Figure dataset records
^^^^

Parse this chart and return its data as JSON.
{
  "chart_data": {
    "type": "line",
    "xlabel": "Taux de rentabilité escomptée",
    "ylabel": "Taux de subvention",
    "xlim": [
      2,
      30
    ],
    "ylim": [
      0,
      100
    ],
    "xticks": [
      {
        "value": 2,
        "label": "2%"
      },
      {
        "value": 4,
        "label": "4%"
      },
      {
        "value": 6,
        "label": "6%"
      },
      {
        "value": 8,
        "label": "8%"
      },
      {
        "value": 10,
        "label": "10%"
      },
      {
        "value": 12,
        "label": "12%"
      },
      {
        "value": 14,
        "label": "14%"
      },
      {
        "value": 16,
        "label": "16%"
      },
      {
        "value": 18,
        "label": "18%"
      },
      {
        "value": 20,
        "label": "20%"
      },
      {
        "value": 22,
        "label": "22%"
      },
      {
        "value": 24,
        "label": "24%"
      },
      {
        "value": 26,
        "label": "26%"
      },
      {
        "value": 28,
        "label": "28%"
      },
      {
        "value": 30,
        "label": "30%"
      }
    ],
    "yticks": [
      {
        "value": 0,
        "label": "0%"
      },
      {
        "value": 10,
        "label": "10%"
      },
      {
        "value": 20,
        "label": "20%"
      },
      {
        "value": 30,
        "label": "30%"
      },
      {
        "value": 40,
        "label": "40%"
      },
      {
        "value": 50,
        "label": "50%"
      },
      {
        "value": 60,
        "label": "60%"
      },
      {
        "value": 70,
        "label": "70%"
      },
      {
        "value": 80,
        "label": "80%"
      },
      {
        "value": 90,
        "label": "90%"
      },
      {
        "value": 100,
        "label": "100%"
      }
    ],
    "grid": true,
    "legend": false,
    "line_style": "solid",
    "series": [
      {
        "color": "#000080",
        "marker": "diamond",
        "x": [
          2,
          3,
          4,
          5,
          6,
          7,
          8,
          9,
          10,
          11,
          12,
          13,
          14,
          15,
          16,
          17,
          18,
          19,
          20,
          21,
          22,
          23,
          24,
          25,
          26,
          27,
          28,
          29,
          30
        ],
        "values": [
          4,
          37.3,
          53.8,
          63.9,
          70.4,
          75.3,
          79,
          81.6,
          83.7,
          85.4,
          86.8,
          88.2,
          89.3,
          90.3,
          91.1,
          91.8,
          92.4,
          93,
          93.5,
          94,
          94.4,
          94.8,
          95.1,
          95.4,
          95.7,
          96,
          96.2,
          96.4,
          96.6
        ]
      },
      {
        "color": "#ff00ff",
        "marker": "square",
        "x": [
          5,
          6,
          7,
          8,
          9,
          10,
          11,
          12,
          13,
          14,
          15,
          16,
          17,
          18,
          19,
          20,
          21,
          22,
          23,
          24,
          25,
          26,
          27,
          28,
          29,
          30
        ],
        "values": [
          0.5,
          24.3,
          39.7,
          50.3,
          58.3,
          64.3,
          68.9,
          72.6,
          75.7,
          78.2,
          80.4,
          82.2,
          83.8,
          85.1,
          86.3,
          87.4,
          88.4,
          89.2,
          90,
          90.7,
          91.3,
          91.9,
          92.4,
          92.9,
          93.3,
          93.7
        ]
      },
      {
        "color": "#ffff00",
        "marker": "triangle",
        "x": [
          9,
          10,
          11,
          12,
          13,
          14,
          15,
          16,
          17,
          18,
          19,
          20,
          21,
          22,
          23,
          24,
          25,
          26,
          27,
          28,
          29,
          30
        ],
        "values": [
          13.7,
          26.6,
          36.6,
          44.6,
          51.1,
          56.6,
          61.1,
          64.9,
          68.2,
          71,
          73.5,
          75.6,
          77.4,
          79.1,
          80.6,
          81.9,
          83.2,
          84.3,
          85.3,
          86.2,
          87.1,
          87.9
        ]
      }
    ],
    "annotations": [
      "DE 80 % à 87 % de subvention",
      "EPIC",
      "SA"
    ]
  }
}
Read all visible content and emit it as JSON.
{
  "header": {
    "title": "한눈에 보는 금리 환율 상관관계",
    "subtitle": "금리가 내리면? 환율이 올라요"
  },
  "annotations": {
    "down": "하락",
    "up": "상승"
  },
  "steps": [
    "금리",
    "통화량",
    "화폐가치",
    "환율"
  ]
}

^^^^

In the records above, locate each line with the word "JSON". Copy all such lines.

Parse this chart and return its data as JSON.
Read all visible content and emit it as JSON.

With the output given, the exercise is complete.